### [DIRECTIVE]
Copy out all lines where "person" appears.
start
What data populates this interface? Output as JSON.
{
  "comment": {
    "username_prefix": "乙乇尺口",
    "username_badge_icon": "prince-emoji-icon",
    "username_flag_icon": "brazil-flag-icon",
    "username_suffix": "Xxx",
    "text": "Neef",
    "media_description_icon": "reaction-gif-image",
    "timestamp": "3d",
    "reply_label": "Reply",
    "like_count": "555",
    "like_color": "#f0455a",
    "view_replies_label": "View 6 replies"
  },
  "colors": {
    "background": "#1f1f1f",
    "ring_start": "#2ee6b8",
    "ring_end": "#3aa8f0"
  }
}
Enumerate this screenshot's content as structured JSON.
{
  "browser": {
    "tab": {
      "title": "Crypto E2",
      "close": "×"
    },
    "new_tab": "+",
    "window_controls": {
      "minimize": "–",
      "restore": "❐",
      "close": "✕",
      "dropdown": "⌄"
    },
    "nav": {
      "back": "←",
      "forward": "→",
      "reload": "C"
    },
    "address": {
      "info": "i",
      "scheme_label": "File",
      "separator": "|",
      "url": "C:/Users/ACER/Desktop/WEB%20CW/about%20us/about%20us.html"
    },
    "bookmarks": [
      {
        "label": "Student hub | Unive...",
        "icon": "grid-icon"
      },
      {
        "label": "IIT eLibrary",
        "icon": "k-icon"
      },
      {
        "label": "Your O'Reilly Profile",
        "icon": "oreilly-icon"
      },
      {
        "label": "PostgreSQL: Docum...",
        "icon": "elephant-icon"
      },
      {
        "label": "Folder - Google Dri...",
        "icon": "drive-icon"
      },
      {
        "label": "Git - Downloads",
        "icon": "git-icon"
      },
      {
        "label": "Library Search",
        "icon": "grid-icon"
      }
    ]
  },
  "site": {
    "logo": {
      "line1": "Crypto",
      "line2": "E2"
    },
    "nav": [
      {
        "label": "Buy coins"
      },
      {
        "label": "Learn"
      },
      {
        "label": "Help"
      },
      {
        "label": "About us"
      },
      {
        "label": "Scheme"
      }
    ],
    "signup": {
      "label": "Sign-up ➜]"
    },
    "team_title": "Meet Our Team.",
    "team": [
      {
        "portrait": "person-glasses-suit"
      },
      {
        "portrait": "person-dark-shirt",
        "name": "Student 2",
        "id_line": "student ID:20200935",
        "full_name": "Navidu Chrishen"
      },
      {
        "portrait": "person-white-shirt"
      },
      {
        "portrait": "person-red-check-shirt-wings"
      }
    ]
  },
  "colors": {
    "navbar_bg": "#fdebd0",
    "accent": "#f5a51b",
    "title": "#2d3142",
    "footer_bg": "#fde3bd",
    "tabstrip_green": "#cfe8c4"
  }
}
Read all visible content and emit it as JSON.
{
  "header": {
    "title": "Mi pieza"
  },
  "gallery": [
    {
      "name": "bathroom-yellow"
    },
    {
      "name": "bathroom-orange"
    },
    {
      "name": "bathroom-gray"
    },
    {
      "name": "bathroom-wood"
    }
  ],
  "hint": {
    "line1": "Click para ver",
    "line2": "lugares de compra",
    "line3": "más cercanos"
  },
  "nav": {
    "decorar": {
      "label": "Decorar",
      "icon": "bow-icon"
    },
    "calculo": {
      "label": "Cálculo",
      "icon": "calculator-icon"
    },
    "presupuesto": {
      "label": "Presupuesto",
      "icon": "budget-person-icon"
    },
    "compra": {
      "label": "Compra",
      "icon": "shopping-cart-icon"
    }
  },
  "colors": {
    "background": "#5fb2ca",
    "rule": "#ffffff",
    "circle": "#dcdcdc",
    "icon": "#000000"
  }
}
end
### [FINISHED ANSWER]
        "portrait": "person-glasses-suit"
        "portrait": "person-dark-shirt",
        "portrait": "person-white-shirt"
        "portrait": "person-red-check-shirt-wings"
      "icon": "budget-person-icon"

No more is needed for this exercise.